* begin Exercise data *

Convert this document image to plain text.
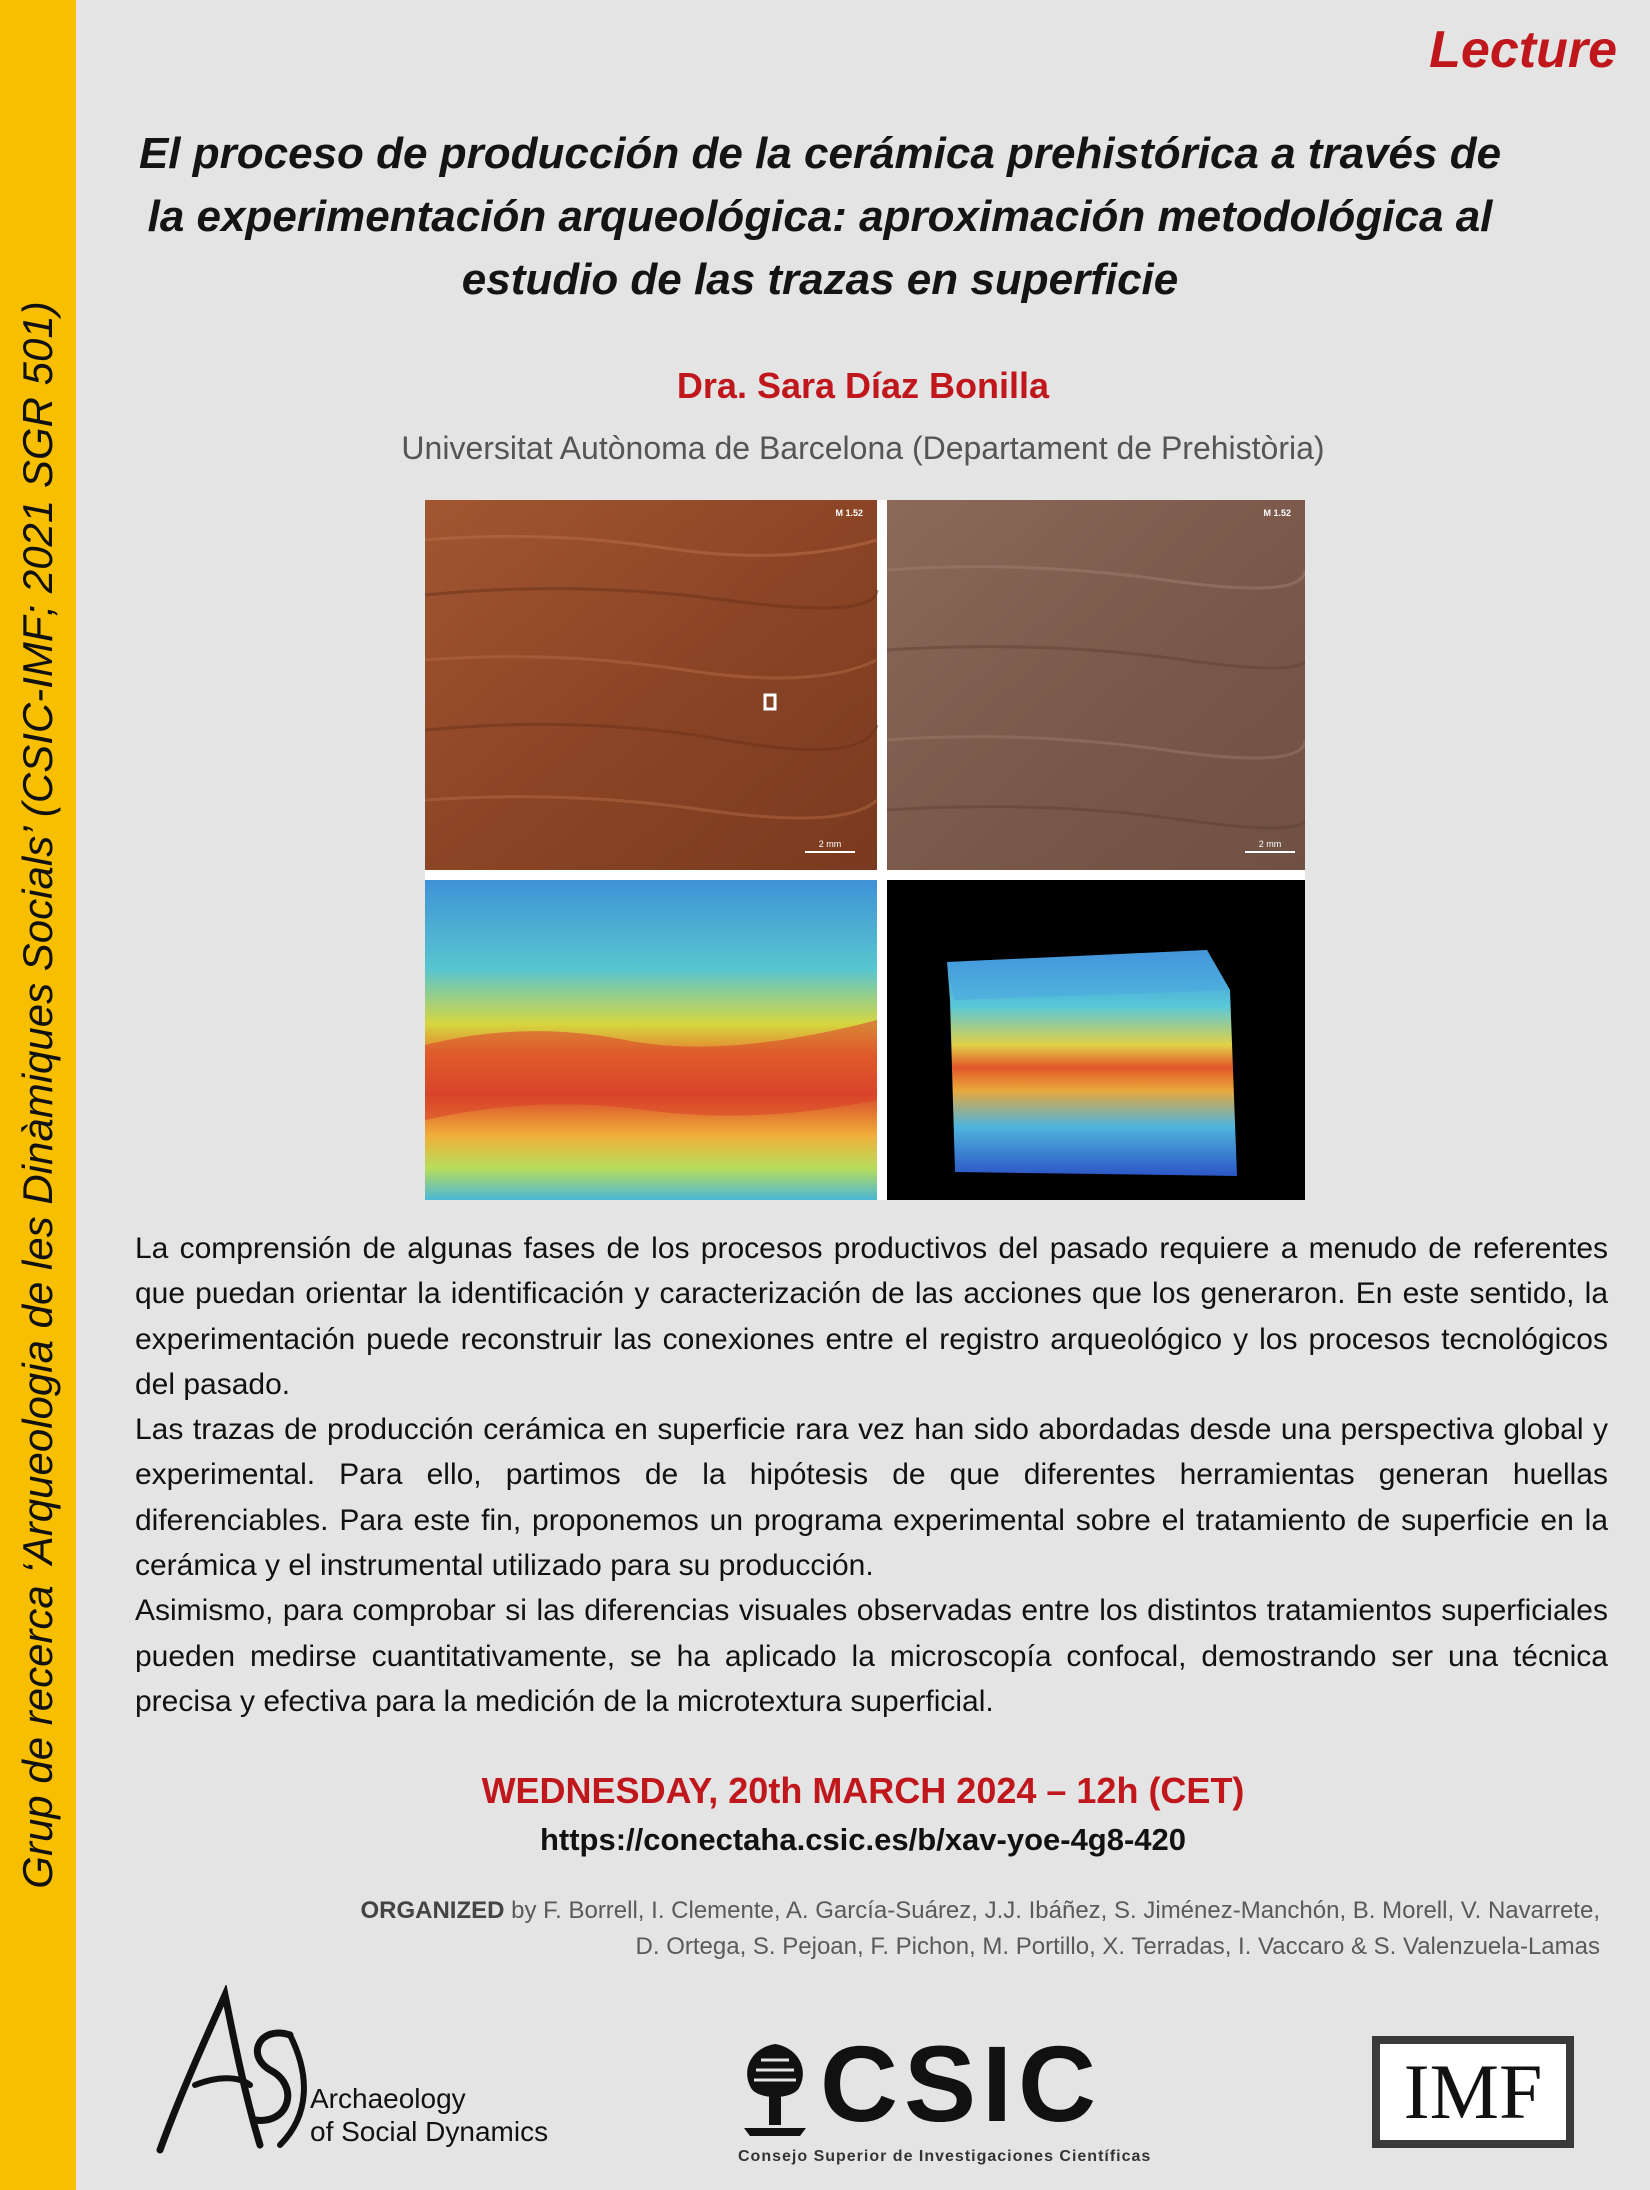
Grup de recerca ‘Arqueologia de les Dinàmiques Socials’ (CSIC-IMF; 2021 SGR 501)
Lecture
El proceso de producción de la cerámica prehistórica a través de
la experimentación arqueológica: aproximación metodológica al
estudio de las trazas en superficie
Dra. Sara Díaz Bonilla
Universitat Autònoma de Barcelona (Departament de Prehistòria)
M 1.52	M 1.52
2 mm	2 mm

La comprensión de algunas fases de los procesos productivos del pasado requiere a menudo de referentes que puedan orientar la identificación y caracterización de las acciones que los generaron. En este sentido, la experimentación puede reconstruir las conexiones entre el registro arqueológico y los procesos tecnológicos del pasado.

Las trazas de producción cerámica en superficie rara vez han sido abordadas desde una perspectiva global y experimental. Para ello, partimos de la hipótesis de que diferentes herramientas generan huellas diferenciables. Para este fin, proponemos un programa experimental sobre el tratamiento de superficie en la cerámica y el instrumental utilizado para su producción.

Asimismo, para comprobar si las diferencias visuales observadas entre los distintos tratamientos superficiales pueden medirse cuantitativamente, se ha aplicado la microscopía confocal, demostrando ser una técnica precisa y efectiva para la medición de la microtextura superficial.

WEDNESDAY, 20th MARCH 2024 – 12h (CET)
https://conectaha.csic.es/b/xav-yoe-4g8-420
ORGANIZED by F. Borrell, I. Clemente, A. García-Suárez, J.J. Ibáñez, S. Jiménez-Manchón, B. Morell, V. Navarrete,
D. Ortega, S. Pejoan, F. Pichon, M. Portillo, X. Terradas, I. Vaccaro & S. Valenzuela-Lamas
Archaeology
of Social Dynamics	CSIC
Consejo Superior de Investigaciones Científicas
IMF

* end Exercise data *
* begin Exercise data *

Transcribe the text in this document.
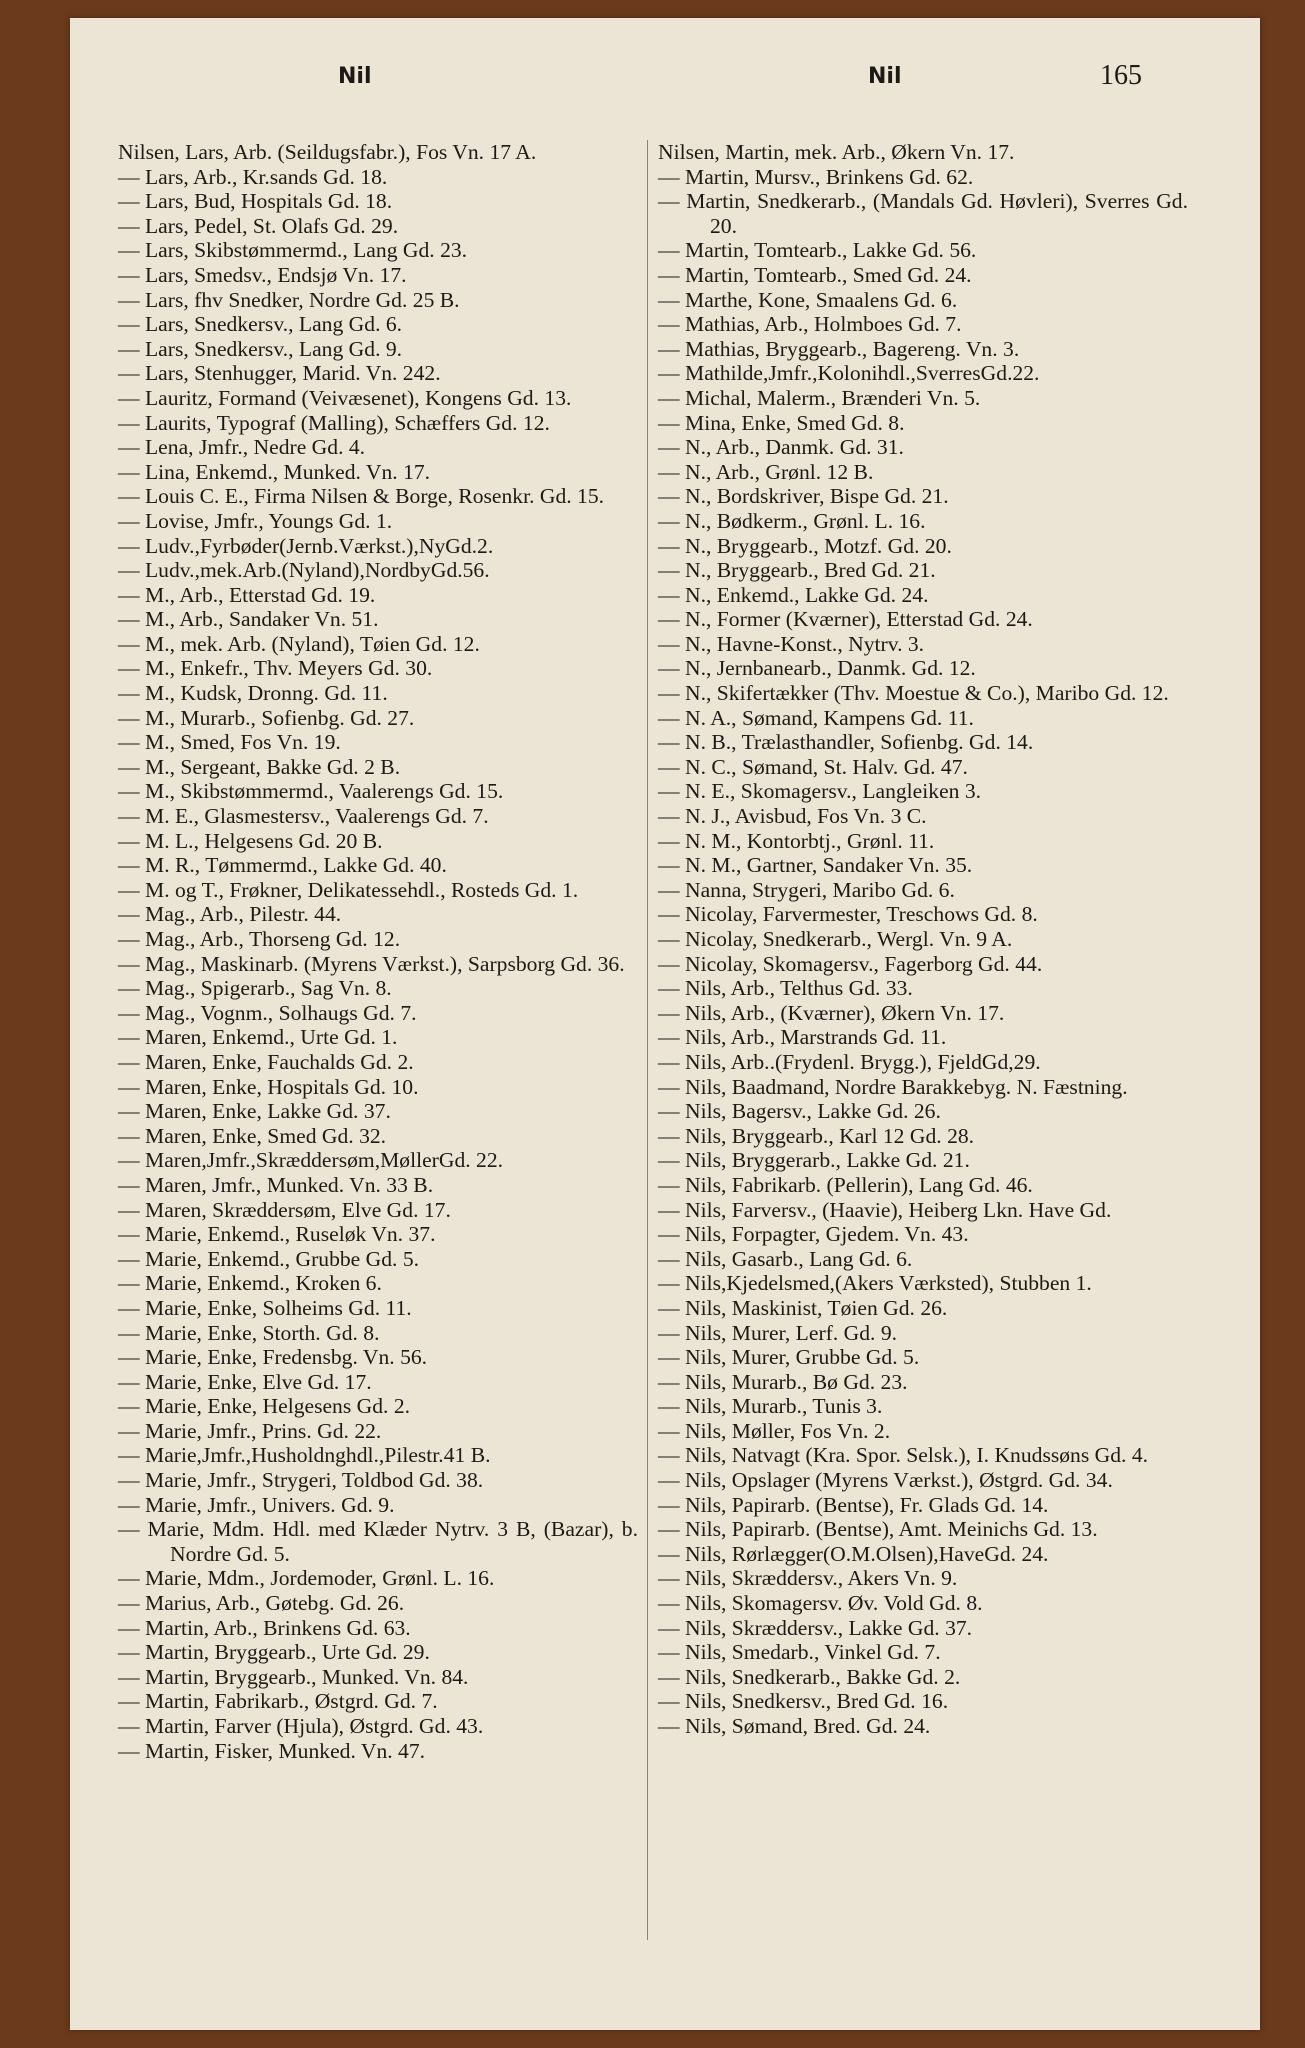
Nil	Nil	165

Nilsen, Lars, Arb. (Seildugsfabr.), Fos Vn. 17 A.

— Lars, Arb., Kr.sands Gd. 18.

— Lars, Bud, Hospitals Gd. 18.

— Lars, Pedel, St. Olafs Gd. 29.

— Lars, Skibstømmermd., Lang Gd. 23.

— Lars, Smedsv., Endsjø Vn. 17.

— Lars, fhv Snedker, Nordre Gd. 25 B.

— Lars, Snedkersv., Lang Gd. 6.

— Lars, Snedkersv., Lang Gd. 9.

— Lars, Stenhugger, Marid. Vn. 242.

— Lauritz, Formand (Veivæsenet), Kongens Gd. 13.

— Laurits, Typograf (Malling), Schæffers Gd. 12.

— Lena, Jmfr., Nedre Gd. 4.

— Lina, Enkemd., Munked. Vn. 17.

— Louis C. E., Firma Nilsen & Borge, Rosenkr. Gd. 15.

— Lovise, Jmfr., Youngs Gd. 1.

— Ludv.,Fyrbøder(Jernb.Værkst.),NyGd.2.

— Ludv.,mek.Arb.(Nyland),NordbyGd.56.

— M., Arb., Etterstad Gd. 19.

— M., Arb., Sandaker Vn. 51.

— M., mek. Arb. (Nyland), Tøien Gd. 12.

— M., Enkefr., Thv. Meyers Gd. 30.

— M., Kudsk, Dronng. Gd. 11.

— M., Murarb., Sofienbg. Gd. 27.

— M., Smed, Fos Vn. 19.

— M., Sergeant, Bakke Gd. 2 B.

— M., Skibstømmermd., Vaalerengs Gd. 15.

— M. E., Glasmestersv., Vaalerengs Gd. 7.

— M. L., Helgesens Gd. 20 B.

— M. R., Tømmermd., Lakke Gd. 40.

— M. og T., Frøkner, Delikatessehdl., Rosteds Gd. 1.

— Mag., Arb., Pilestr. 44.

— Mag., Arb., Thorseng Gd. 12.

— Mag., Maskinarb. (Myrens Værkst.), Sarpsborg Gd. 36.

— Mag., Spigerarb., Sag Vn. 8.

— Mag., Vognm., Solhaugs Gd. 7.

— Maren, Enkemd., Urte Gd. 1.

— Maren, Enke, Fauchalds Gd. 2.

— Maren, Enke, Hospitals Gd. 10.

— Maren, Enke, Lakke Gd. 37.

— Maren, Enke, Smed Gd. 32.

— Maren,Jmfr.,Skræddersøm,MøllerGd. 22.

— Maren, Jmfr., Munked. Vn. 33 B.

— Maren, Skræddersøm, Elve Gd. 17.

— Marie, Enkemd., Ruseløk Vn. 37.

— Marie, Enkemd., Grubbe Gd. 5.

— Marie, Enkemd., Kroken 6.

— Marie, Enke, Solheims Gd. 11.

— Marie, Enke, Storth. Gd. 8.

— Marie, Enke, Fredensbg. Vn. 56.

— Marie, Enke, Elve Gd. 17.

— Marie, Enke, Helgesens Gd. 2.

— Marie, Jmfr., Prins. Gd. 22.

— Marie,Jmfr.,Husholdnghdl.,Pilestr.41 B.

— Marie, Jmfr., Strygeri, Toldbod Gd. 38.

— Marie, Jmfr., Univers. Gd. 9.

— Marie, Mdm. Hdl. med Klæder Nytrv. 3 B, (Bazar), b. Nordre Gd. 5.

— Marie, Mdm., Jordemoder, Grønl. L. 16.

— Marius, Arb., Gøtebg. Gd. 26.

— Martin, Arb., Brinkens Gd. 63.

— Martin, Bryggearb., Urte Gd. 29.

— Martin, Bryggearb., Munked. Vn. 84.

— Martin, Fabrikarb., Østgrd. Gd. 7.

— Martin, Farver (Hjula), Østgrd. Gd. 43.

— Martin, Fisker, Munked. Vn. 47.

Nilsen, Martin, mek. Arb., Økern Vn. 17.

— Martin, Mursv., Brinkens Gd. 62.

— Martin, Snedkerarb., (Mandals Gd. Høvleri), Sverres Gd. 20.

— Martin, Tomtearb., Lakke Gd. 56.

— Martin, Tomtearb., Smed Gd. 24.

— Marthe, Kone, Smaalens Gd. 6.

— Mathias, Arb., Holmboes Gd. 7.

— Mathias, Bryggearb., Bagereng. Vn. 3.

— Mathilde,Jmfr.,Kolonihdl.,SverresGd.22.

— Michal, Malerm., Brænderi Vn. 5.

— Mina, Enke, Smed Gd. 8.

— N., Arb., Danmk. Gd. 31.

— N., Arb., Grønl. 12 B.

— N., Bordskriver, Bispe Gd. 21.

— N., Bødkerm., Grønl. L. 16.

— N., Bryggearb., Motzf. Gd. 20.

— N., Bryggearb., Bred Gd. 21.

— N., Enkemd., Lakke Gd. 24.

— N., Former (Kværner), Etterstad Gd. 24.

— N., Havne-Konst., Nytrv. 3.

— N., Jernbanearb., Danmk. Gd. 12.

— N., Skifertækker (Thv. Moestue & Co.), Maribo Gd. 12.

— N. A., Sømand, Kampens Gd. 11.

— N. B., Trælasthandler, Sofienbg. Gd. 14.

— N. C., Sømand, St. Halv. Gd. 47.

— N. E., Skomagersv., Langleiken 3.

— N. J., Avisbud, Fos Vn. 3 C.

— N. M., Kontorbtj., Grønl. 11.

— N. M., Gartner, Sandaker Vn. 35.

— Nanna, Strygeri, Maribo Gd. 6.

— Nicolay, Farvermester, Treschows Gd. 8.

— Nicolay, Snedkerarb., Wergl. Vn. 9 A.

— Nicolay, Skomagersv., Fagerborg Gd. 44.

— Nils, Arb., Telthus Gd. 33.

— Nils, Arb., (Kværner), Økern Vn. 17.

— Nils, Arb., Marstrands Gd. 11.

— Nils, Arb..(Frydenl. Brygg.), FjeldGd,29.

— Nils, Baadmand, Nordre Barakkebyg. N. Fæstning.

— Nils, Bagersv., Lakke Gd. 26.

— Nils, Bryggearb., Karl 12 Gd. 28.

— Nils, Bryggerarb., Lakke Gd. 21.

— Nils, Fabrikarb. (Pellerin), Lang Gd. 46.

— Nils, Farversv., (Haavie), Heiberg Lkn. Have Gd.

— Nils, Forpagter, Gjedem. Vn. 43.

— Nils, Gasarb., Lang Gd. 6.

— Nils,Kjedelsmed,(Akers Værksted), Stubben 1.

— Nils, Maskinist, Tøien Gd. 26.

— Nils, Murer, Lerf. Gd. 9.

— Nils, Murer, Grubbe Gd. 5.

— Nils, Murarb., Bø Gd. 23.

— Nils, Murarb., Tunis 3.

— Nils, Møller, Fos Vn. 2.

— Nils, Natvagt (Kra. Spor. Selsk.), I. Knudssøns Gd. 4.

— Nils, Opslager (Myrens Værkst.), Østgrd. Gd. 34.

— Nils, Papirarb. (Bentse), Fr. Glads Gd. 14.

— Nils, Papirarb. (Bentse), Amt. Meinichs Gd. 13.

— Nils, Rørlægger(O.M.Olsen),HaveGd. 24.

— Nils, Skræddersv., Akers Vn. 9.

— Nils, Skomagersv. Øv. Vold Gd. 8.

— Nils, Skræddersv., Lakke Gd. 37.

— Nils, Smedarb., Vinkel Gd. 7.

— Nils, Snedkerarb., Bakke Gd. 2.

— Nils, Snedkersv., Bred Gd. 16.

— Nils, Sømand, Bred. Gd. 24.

* end Exercise data *

Objective
In the entries above, how many lines hold the word "cerámica"? State the number and nothing else.

Full answer
2